◆ EXERCISE DESCRIPTION
Exactly repeat all the records below, omitting the images they hold.
___ STORED DATA
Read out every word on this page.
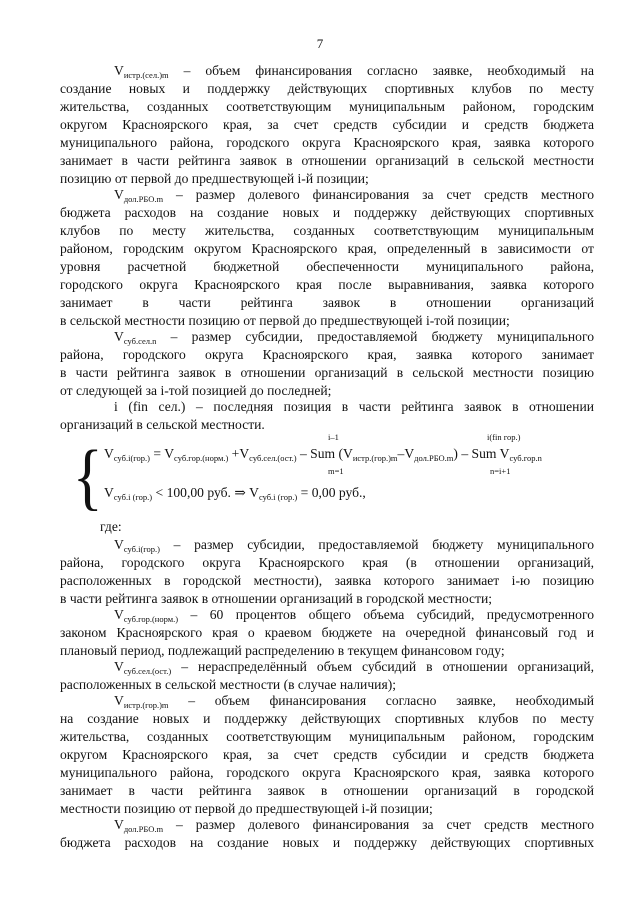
7
$V_{истр.(сел.)m}$ – объем финансирования согласно заявке, необходимый на
создание новых и поддержку действующих спортивных клубов по месту
жительства, созданных соответствующим муниципальным районом, городским
округом Красноярского края, за счет средств субсидии и средств бюджета
муниципального района, городского округа Красноярского края, заявка которого
занимает в части рейтинга заявок в отношении организаций в сельской местности
позицию от первой до предшествующей i-й позиции;
$V_{дол.РБО.m}$ – размер долевого финансирования за счет средств местного
бюджета расходов на создание новых и поддержку действующих спортивных
клубов по месту жительства, созданных соответствующим муниципальным
районом, городским округом Красноярского края, определенный в зависимости от
уровня расчетной бюджетной обеспеченности муниципального района,
городского округа Красноярского края после выравнивания, заявка которого
занимает в части рейтинга заявок в отношении организаций
в сельской местности позицию от первой до предшествующей i-той позиции;
$V_{суб.сел.n}$ – размер субсидии, предоставляемой бюджету муниципального
района, городского округа Красноярского края, заявка которого занимает
в части рейтинга заявок в отношении организаций в сельской местности позицию
от следующей за i-той позицией до последней;
i (fin сел.) – последняя позиция в части рейтинга заявок в отношении
организаций в сельской местности.
{	i–1	i(fin гор.)
$V_{суб.i(гор.)} = V_{суб.гор.(норм.)} +V_{суб.сел.(ост.)}$ – Sum $(V_{истр.(гор.)m}-V_{дол.РБО.m})$ – Sum $V_{суб.гор.n}$
m=1	n=i+1
$V_{суб.i (гор.)} < 100,00$ руб. ⇒ $V_{суб.i (гор.)} = 0,00$ руб.,
где:
$V_{суб.i(гор.)}$ – размер субсидии, предоставляемой бюджету муниципального
района, городского округа Красноярского края (в отношении организаций,
расположенных в городской местности), заявка которого занимает i-ю позицию
в части рейтинга заявок в отношении организаций в городской местности;
$V_{суб.гор.(норм.)} - 60$ процентов общего объема субсидий, предусмотренного
законом Красноярского края о краевом бюджете на очередной финансовый год и
плановый период, подлежащий распределению в текущем финансовом году;
$V_{суб.сел.(ост.)}$ – нераспределённый объем субсидий в отношении организаций,
расположенных в сельской местности (в случае наличия);
$V_{истр.(гор.)m}$ – объем финансирования согласно заявке, необходимый
на создание новых и поддержку действующих спортивных клубов по месту
жительства, созданных соответствующим муниципальным районом, городским
округом Красноярского края, за счет средств субсидии и средств бюджета
муниципального района, городского округа Красноярского края, заявка которого
занимает в части рейтинга заявок в отношении организаций в городской
местности позицию от первой до предшествующей i-й позиции;
$V_{дол.РБО.m}$ – размер долевого финансирования за счет средств местного
бюджета расходов на создание новых и поддержку действующих спортивных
______
◆ EXERCISE RESPONSE
Read out every word on this page.
7
$V_{истр.(сел.)m}$ – объем финансирования согласно заявке, необходимый на
создание новых и поддержку действующих спортивных клубов по месту
жительства, созданных соответствующим муниципальным районом, городским
округом Красноярского края, за счет средств субсидии и средств бюджета
муниципального района, городского округа Красноярского края, заявка которого
занимает в части рейтинга заявок в отношении организаций в сельской местности
позицию от первой до предшествующей i-й позиции;
$V_{дол.РБО.m}$ – размер долевого финансирования за счет средств местного
бюджета расходов на создание новых и поддержку действующих спортивных
клубов по месту жительства, созданных соответствующим муниципальным
районом, городским округом Красноярского края, определенный в зависимости от
уровня расчетной бюджетной обеспеченности муниципального района,
городского округа Красноярского края после выравнивания, заявка которого
занимает в части рейтинга заявок в отношении организаций
в сельской местности позицию от первой до предшествующей i-той позиции;
$V_{суб.сел.n}$ – размер субсидии, предоставляемой бюджету муниципального
района, городского округа Красноярского края, заявка которого занимает
в части рейтинга заявок в отношении организаций в сельской местности позицию
от следующей за i-той позицией до последней;
i (fin сел.) – последняя позиция в части рейтинга заявок в отношении
организаций в сельской местности.
{	i–1	i(fin гор.)
$V_{суб.i(гор.)} = V_{суб.гор.(норм.)} +V_{суб.сел.(ост.)}$ – Sum $(V_{истр.(гор.)m}-V_{дол.РБО.m})$ – Sum $V_{суб.гор.n}$
m=1	n=i+1
$V_{суб.i (гор.)} < 100,00$ руб. ⇒ $V_{суб.i (гор.)} = 0,00$ руб.,
где:
$V_{суб.i(гор.)}$ – размер субсидии, предоставляемой бюджету муниципального
района, городского округа Красноярского края (в отношении организаций,
расположенных в городской местности), заявка которого занимает i-ю позицию
в части рейтинга заявок в отношении организаций в городской местности;
$V_{суб.гор.(норм.)} - 60$ процентов общего объема субсидий, предусмотренного
законом Красноярского края о краевом бюджете на очередной финансовый год и
плановый период, подлежащий распределению в текущем финансовом году;
$V_{суб.сел.(ост.)}$ – нераспределённый объем субсидий в отношении организаций,
расположенных в сельской местности (в случае наличия);
$V_{истр.(гор.)m}$ – объем финансирования согласно заявке, необходимый
на создание новых и поддержку действующих спортивных клубов по месту
жительства, созданных соответствующим муниципальным районом, городским
округом Красноярского края, за счет средств субсидии и средств бюджета
муниципального района, городского округа Красноярского края, заявка которого
занимает в части рейтинга заявок в отношении организаций в городской
местности позицию от первой до предшествующей i-й позиции;
$V_{дол.РБО.m}$ – размер долевого финансирования за счет средств местного
бюджета расходов на создание новых и поддержку действующих спортивных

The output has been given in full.